◆ **What is required**:
Copy every line of the records below that holds the word "Desktop".

===== Data supplied =====

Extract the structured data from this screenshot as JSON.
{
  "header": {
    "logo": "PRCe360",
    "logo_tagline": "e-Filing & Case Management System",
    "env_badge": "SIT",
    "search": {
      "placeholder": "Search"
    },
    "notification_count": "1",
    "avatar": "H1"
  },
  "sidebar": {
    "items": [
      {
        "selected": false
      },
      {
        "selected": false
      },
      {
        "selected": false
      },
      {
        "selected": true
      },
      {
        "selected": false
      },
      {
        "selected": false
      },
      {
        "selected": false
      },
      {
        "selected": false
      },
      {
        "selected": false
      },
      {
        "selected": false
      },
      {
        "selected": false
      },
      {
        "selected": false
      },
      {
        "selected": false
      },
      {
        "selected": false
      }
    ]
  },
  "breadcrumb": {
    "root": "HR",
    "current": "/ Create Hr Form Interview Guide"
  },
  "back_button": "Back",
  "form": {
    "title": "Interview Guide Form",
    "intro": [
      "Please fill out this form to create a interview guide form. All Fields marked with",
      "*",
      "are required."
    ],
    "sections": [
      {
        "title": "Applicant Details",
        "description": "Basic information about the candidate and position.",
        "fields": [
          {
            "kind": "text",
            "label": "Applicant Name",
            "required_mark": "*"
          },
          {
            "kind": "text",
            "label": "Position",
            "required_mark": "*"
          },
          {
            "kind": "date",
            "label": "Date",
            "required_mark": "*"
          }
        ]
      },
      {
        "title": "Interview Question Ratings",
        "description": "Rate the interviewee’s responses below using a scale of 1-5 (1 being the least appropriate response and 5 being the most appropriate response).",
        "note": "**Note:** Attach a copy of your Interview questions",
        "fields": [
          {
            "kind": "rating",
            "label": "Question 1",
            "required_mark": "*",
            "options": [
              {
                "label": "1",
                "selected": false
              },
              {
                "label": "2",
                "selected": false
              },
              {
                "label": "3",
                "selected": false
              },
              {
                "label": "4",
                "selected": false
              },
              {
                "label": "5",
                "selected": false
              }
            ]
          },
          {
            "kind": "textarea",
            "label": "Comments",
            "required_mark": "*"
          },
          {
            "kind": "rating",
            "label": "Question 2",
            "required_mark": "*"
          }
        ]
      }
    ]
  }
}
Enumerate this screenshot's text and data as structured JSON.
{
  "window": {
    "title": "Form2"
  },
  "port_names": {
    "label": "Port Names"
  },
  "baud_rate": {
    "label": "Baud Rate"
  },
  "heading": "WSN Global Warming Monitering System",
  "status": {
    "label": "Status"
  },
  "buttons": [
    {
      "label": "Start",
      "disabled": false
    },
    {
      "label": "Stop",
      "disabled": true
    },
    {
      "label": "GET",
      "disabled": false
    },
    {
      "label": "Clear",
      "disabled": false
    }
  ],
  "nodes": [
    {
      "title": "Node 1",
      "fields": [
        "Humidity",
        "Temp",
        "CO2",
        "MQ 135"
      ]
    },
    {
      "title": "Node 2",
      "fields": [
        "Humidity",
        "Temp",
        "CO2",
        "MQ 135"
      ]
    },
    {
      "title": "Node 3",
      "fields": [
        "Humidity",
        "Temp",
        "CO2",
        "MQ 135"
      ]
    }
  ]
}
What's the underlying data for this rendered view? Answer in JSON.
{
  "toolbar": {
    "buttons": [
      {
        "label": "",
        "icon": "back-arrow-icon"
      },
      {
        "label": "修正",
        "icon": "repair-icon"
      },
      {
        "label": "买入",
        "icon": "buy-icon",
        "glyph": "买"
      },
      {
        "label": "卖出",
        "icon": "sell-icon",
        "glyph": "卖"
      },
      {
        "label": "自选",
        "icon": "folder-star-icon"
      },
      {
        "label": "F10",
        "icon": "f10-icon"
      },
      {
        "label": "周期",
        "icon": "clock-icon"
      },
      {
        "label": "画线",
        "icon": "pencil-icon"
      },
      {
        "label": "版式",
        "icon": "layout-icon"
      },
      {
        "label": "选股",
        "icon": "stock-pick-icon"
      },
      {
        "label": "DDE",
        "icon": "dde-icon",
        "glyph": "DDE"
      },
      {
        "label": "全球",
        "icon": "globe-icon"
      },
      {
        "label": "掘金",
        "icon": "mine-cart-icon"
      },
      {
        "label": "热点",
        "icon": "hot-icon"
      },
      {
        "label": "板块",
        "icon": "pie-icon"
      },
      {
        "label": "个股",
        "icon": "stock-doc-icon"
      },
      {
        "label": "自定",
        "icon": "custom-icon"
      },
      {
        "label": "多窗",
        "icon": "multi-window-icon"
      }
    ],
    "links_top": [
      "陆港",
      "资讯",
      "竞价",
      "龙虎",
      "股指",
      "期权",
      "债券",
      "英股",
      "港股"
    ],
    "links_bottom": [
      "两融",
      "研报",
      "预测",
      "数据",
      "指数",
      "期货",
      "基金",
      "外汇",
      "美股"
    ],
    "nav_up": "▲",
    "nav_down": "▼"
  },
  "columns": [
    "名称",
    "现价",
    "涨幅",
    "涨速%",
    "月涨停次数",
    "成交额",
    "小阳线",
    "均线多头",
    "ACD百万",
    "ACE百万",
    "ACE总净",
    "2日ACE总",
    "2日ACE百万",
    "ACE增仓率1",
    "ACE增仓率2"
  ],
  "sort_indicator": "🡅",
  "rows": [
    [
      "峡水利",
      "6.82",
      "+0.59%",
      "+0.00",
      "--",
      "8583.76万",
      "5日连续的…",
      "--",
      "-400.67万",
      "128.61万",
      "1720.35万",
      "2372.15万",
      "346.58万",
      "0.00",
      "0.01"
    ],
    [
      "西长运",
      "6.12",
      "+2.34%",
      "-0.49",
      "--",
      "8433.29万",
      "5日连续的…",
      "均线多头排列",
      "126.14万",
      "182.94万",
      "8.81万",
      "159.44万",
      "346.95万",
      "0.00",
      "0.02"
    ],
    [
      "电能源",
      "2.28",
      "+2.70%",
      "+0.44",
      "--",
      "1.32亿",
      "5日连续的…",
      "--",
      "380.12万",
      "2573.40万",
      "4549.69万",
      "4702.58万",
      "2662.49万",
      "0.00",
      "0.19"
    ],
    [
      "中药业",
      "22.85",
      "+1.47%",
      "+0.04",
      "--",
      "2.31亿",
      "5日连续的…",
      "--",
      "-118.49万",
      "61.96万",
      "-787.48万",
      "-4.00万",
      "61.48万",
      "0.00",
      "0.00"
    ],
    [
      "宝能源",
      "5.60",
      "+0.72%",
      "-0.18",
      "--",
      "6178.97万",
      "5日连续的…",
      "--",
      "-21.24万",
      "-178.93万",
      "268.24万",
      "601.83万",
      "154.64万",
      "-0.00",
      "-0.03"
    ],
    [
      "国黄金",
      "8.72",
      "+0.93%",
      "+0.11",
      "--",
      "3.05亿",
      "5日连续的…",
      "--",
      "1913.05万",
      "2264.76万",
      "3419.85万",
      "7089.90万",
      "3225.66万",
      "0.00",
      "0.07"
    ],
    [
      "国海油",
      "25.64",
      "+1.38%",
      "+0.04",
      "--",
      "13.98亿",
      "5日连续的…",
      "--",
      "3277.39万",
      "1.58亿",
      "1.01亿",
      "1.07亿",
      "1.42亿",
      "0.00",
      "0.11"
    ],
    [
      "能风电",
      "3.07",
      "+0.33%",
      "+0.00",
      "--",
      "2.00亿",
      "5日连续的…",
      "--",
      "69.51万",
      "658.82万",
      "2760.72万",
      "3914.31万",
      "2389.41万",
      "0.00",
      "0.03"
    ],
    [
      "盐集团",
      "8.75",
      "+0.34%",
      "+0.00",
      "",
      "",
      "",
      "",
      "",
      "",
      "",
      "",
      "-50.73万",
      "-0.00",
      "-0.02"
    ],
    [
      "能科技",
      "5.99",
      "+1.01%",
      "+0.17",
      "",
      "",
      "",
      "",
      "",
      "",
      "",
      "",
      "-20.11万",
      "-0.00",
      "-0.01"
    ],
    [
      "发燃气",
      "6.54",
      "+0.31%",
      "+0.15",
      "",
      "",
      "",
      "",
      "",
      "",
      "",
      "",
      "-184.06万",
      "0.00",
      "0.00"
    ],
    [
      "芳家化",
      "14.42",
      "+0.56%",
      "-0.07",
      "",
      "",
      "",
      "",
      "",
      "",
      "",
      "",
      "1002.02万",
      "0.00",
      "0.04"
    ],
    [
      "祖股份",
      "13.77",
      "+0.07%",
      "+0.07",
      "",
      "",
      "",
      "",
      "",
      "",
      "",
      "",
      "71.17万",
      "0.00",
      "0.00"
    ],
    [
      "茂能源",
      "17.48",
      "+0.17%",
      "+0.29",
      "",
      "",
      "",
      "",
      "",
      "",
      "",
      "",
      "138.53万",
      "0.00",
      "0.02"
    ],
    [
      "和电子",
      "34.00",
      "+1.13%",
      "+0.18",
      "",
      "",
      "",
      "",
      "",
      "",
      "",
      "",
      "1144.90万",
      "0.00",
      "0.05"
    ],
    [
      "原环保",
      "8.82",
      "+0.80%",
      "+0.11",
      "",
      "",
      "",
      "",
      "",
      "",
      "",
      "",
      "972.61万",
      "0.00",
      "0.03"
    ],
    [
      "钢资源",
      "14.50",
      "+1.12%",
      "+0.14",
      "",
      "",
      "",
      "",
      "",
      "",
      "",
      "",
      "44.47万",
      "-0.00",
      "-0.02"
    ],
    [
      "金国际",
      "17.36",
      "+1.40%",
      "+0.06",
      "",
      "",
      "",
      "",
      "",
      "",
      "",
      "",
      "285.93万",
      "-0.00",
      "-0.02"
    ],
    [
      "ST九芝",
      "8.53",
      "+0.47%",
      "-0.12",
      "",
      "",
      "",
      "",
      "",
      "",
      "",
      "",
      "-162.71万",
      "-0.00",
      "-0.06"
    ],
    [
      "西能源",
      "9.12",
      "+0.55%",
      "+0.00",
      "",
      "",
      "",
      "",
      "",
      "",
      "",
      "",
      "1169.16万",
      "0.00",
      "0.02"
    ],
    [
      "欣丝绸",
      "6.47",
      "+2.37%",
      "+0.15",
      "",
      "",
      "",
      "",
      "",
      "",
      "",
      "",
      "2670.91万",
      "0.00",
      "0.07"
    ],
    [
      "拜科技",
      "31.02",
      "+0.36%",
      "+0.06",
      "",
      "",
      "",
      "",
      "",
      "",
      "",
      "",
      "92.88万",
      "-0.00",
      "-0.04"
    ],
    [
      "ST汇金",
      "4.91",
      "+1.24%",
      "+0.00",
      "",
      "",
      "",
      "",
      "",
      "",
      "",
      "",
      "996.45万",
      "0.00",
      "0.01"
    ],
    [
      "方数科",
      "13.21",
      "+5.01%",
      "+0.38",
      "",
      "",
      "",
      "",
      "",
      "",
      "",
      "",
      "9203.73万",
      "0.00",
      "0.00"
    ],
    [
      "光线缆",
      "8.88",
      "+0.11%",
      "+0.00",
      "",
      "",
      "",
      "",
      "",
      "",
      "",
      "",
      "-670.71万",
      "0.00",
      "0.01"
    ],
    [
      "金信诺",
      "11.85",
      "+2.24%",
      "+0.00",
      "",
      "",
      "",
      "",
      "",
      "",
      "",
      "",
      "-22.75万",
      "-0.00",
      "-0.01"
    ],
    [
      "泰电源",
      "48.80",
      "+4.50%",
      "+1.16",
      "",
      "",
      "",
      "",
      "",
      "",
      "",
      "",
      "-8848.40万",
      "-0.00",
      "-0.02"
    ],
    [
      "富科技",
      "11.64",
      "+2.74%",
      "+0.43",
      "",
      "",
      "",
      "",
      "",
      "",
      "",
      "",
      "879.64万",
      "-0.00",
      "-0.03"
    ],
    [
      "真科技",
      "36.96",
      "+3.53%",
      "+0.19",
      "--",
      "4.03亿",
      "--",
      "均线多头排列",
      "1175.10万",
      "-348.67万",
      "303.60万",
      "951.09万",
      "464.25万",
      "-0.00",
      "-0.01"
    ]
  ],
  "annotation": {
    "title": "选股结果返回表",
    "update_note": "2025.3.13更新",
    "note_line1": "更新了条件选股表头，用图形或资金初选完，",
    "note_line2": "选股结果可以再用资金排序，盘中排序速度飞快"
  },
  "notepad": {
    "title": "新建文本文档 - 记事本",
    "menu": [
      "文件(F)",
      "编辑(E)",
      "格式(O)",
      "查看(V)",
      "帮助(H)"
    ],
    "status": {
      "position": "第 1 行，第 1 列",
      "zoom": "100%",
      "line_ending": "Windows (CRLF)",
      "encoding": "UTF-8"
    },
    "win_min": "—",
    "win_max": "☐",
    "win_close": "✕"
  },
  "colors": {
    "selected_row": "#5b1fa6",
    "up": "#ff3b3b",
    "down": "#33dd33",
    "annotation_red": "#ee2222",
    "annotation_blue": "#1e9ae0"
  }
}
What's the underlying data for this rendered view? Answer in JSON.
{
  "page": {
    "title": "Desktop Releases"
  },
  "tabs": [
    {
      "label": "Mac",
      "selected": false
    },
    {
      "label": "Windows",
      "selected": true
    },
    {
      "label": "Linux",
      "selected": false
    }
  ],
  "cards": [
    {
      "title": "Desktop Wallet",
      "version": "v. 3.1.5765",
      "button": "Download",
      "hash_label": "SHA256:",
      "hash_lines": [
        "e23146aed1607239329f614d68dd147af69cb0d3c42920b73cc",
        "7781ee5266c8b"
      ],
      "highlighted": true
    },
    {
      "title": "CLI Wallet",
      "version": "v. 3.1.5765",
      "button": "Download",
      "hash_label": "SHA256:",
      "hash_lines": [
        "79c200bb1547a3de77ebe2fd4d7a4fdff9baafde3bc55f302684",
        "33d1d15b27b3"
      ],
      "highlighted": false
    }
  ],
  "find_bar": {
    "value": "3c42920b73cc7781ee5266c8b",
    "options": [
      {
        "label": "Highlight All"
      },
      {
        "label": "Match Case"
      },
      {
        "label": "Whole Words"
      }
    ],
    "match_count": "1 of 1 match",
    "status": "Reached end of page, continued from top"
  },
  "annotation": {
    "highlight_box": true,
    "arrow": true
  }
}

=====

◆ **Result**:
    "title": "Desktop Releases"
      "title": "Desktop Wallet",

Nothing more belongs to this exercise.